*WHAT IS REQUIRED*: Update the listing below by replacing every occurrence of "y-tick-label" with "y-axis-tick", leaving all else unchanged. Omit the pictures from your answer.

··· SOURCE DATA

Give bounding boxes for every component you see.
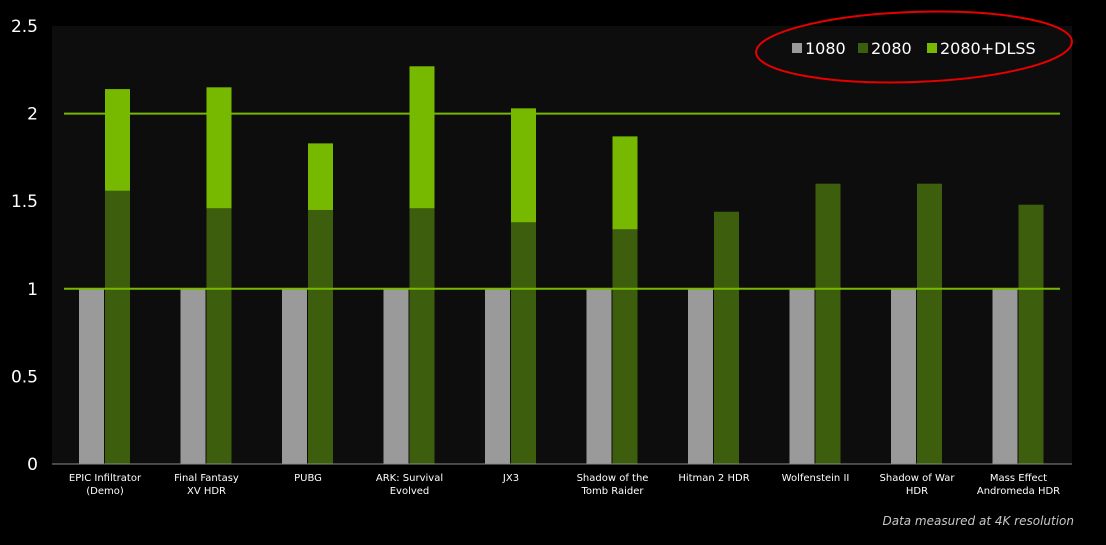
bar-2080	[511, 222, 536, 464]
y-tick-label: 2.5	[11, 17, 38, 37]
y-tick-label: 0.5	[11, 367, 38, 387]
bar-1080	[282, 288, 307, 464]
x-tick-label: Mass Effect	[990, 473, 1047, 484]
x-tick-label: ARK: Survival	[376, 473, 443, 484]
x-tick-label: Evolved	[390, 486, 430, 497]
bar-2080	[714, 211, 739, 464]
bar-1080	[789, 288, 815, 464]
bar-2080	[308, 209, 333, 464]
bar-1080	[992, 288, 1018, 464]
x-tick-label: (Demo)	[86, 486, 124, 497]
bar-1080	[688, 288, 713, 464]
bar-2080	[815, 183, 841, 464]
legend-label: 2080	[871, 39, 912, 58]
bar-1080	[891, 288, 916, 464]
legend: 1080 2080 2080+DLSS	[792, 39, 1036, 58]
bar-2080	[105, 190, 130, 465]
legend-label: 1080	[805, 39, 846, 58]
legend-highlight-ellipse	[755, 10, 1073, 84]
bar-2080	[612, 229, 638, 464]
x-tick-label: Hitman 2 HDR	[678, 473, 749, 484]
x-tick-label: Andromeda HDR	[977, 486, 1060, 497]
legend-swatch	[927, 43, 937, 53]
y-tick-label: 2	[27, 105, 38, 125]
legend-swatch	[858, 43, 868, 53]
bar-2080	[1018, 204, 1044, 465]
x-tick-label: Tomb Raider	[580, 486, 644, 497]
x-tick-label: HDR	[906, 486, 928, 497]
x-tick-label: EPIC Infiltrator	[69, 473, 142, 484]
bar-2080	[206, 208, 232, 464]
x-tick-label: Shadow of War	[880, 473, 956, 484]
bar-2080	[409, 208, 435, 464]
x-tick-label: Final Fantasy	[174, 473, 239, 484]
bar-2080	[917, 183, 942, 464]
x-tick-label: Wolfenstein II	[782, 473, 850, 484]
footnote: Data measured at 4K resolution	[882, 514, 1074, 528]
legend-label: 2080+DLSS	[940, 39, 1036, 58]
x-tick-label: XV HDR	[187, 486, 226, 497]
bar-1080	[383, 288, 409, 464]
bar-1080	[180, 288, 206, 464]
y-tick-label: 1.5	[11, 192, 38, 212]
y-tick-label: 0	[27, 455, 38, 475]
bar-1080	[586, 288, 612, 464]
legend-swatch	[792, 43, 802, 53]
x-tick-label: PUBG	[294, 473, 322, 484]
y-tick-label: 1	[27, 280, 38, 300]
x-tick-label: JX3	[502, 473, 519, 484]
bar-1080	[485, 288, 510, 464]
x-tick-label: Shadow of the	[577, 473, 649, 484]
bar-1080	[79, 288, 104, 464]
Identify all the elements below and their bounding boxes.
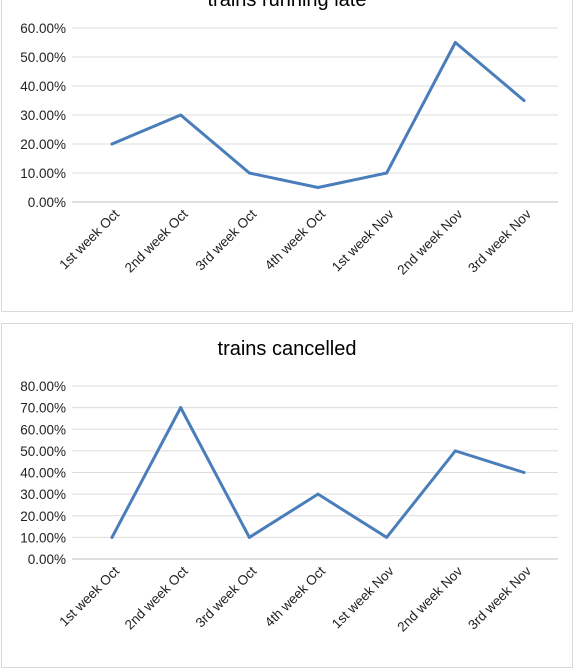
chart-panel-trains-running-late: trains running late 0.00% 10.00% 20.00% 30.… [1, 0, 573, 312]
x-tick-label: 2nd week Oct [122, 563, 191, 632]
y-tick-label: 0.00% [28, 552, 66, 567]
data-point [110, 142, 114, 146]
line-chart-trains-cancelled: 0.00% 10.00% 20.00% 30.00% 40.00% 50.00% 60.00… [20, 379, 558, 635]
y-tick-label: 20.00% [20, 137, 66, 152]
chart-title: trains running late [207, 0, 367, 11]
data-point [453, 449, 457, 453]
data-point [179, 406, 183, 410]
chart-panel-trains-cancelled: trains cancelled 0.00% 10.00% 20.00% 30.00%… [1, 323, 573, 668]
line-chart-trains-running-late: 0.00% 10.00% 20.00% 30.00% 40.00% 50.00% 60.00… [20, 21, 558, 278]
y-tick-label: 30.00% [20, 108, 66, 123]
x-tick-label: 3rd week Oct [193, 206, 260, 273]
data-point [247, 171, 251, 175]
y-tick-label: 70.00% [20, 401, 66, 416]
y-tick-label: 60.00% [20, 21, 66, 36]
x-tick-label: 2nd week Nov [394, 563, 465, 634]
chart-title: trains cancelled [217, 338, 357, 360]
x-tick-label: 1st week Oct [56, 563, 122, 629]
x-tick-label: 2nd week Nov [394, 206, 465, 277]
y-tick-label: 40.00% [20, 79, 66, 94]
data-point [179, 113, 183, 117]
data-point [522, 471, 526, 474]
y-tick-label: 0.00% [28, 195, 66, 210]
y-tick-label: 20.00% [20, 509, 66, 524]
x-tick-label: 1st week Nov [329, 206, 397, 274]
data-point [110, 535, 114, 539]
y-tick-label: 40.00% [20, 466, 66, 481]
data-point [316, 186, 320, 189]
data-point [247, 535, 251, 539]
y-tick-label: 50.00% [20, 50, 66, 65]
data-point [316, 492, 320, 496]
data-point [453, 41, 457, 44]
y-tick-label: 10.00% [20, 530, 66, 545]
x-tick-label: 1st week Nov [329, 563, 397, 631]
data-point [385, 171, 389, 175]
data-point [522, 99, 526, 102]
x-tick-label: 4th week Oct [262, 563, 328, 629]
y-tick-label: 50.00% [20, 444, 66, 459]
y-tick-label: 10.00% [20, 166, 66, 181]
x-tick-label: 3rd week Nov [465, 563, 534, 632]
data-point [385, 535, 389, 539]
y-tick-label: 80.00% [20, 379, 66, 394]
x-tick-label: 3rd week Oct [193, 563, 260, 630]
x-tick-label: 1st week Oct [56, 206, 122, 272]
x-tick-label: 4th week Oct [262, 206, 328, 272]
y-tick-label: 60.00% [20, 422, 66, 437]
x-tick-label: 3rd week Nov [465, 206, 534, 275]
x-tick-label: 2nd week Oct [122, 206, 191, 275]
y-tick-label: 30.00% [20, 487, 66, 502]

······

*EXERCISE SOLUTION*:
Give bounding boxes for every component you see.
bar-2080	[511, 222, 536, 464]
y-axis-tick: 2.5	[11, 17, 38, 37]
y-axis-tick: 0.5	[11, 367, 38, 387]
bar-1080	[282, 288, 307, 464]
x-tick-label: Mass Effect	[990, 473, 1047, 484]
x-tick-label: ARK: Survival	[376, 473, 443, 484]
x-tick-label: Evolved	[390, 486, 430, 497]
bar-2080	[714, 211, 739, 464]
bar-1080	[789, 288, 815, 464]
bar-2080	[308, 209, 333, 464]
bar-1080	[992, 288, 1018, 464]
x-tick-label: (Demo)	[86, 486, 124, 497]
bar-1080	[688, 288, 713, 464]
bar-2080	[815, 183, 841, 464]
legend-label: 2080	[871, 39, 912, 58]
bar-1080	[891, 288, 916, 464]
legend: 1080 2080 2080+DLSS	[792, 39, 1036, 58]
bar-2080	[105, 190, 130, 465]
legend-label: 1080	[805, 39, 846, 58]
legend-highlight-ellipse	[755, 10, 1073, 84]
bar-2080	[612, 229, 638, 464]
x-tick-label: Hitman 2 HDR	[678, 473, 749, 484]
x-tick-label: Andromeda HDR	[977, 486, 1060, 497]
legend-swatch	[927, 43, 937, 53]
y-axis-tick: 2	[27, 105, 38, 125]
legend-swatch	[858, 43, 868, 53]
bar-2080	[1018, 204, 1044, 465]
x-tick-label: Tomb Raider	[580, 486, 644, 497]
x-tick-label: HDR	[906, 486, 928, 497]
x-tick-label: EPIC Infiltrator	[69, 473, 142, 484]
bar-2080	[206, 208, 232, 464]
x-tick-label: Shadow of War	[880, 473, 956, 484]
bar-2080	[409, 208, 435, 464]
x-tick-label: Final Fantasy	[174, 473, 239, 484]
bar-2080	[917, 183, 942, 464]
x-tick-label: Wolfenstein II	[782, 473, 850, 484]
footnote: Data measured at 4K resolution	[882, 514, 1074, 528]
legend-label: 2080+DLSS	[940, 39, 1036, 58]
x-tick-label: XV HDR	[187, 486, 226, 497]
bar-1080	[383, 288, 409, 464]
bar-1080	[180, 288, 206, 464]
y-axis-tick: 1.5	[11, 192, 38, 212]
y-axis-tick: 0	[27, 455, 38, 475]
bar-1080	[586, 288, 612, 464]
legend-swatch	[792, 43, 802, 53]
x-tick-label: PUBG	[294, 473, 322, 484]
y-axis-tick: 1	[27, 280, 38, 300]
x-tick-label: JX3	[502, 473, 519, 484]
bar-1080	[485, 288, 510, 464]
x-tick-label: Shadow of the	[577, 473, 649, 484]
bar-1080	[79, 288, 104, 464]
Identify all the elements below and their bounding boxes.
chart-panel-trains-running-late: trains running late 0.00% 10.00% 20.00% 30.… [1, 0, 573, 312]
x-tick-label: 2nd week Oct [122, 563, 191, 632]
y-axis-tick: 0.00% [28, 552, 66, 567]
data-point [110, 142, 114, 146]
line-chart-trains-cancelled: 0.00% 10.00% 20.00% 30.00% 40.00% 50.00% 60.00… [20, 379, 558, 635]
y-axis-tick: 20.00% [20, 137, 66, 152]
chart-title: trains running late [207, 0, 367, 11]
data-point [453, 449, 457, 453]
data-point [179, 406, 183, 410]
chart-panel-trains-cancelled: trains cancelled 0.00% 10.00% 20.00% 30.00%… [1, 323, 573, 668]
line-chart-trains-running-late: 0.00% 10.00% 20.00% 30.00% 40.00% 50.00% 60.00… [20, 21, 558, 278]
y-axis-tick: 30.00% [20, 108, 66, 123]
x-tick-label: 3rd week Oct [193, 206, 260, 273]
data-point [247, 171, 251, 175]
y-axis-tick: 70.00% [20, 401, 66, 416]
y-axis-tick: 60.00% [20, 21, 66, 36]
x-tick-label: 2nd week Nov [394, 563, 465, 634]
chart-title: trains cancelled [217, 338, 357, 360]
x-tick-label: 1st week Oct [56, 563, 122, 629]
x-tick-label: 2nd week Nov [394, 206, 465, 277]
y-axis-tick: 40.00% [20, 79, 66, 94]
data-point [179, 113, 183, 117]
data-point [522, 471, 526, 474]
y-axis-tick: 0.00% [28, 195, 66, 210]
y-axis-tick: 20.00% [20, 509, 66, 524]
x-tick-label: 1st week Nov [329, 206, 397, 274]
data-point [110, 535, 114, 539]
y-axis-tick: 40.00% [20, 466, 66, 481]
data-point [316, 186, 320, 189]
data-point [247, 535, 251, 539]
y-axis-tick: 50.00% [20, 50, 66, 65]
data-point [316, 492, 320, 496]
data-point [453, 41, 457, 44]
y-axis-tick: 10.00% [20, 530, 66, 545]
x-tick-label: 1st week Nov [329, 563, 397, 631]
data-point [385, 171, 389, 175]
data-point [522, 99, 526, 102]
x-tick-label: 4th week Oct [262, 563, 328, 629]
y-axis-tick: 50.00% [20, 444, 66, 459]
y-axis-tick: 10.00% [20, 166, 66, 181]
x-tick-label: 3rd week Nov [465, 563, 534, 632]
data-point [385, 535, 389, 539]
y-axis-tick: 80.00% [20, 379, 66, 394]
x-tick-label: 3rd week Oct [193, 563, 260, 630]
x-tick-label: 1st week Oct [56, 206, 122, 272]
x-tick-label: 4th week Oct [262, 206, 328, 272]
y-axis-tick: 60.00% [20, 422, 66, 437]
x-tick-label: 3rd week Nov [465, 206, 534, 275]
x-tick-label: 2nd week Oct [122, 206, 191, 275]
y-axis-tick: 30.00% [20, 487, 66, 502]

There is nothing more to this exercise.